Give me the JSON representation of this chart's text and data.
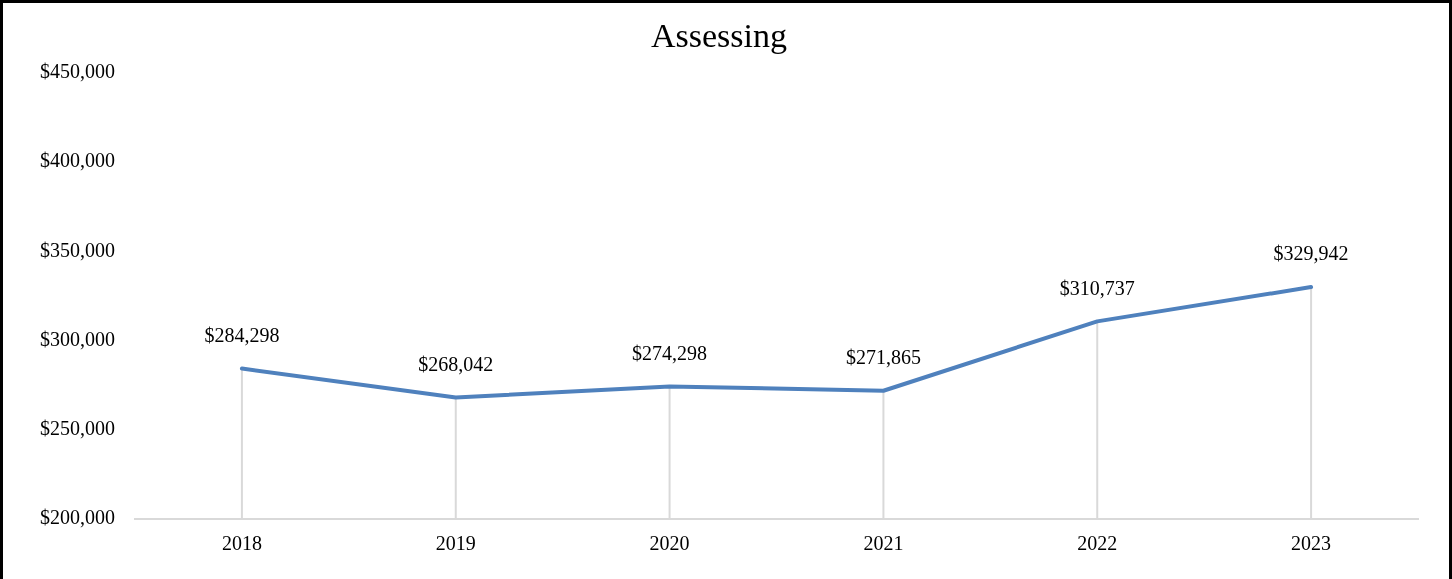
{
  "chart_data": {
    "type": "line",
    "title": "Assessing",
    "categories": [
      "2018",
      "2019",
      "2020",
      "2021",
      "2022",
      "2023"
    ],
    "series": [
      {
        "color": "#4f81bd",
        "values": [
          284298,
          268042,
          274298,
          271865,
          310737,
          329942
        ]
      }
    ],
    "ylim": [
      200000,
      450000
    ],
    "yticks": [
      {
        "value": 200000,
        "label": "$200,000"
      },
      {
        "value": 250000,
        "label": "$250,000"
      },
      {
        "value": 300000,
        "label": "$300,000"
      },
      {
        "value": 350000,
        "label": "$350,000"
      },
      {
        "value": 400000,
        "label": "$400,000"
      },
      {
        "value": 450000,
        "label": "$450,000"
      }
    ],
    "value_labels": [
      "$284,298",
      "$268,042",
      "$274,298",
      "$271,865",
      "$310,737",
      "$329,942"
    ],
    "grid": false,
    "legend": false,
    "marker": "none",
    "line_style": "solid"
  }
}
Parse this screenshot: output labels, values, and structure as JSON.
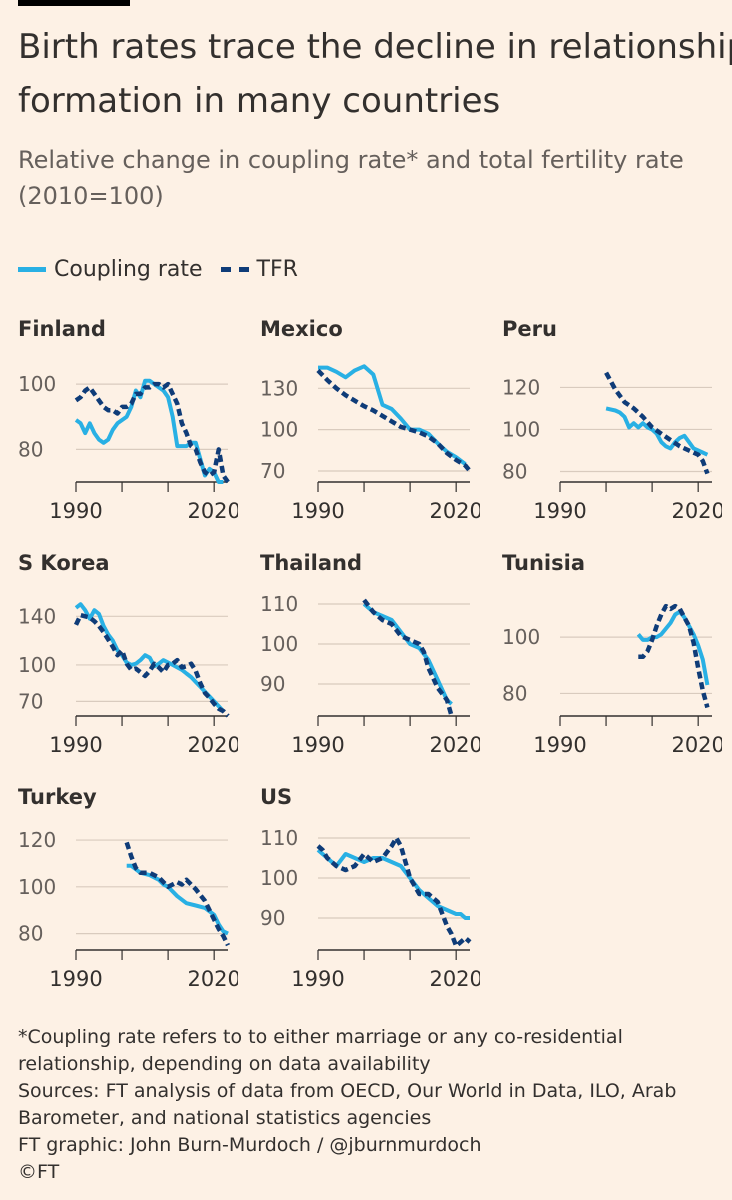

------------------------------------------------------------------------

Write the records out once more, exactly as they appear, with no pictures.

§ Full solution
Give me the JSON representation of this chart's text and data.
{
  "chart_data": {
    "type": "line",
    "title": "Assessing",
    "categories": [
      "2018",
      "2019",
      "2020",
      "2021",
      "2022",
      "2023"
    ],
    "series": [
      {
        "color": "#4f81bd",
        "values": [
          284298,
          268042,
          274298,
          271865,
          310737,
          329942
        ]
      }
    ],
    "ylim": [
      200000,
      450000
    ],
    "yticks": [
      {
        "value": 200000,
        "label": "$200,000"
      },
      {
        "value": 250000,
        "label": "$250,000"
      },
      {
        "value": 300000,
        "label": "$300,000"
      },
      {
        "value": 350000,
        "label": "$350,000"
      },
      {
        "value": 400000,
        "label": "$400,000"
      },
      {
        "value": 450000,
        "label": "$450,000"
      }
    ],
    "value_labels": [
      "$284,298",
      "$268,042",
      "$274,298",
      "$271,865",
      "$310,737",
      "$329,942"
    ],
    "grid": false,
    "legend": false,
    "marker": "none",
    "line_style": "solid"
  }
}
Parse this screenshot: output labels, values, and structure as JSON.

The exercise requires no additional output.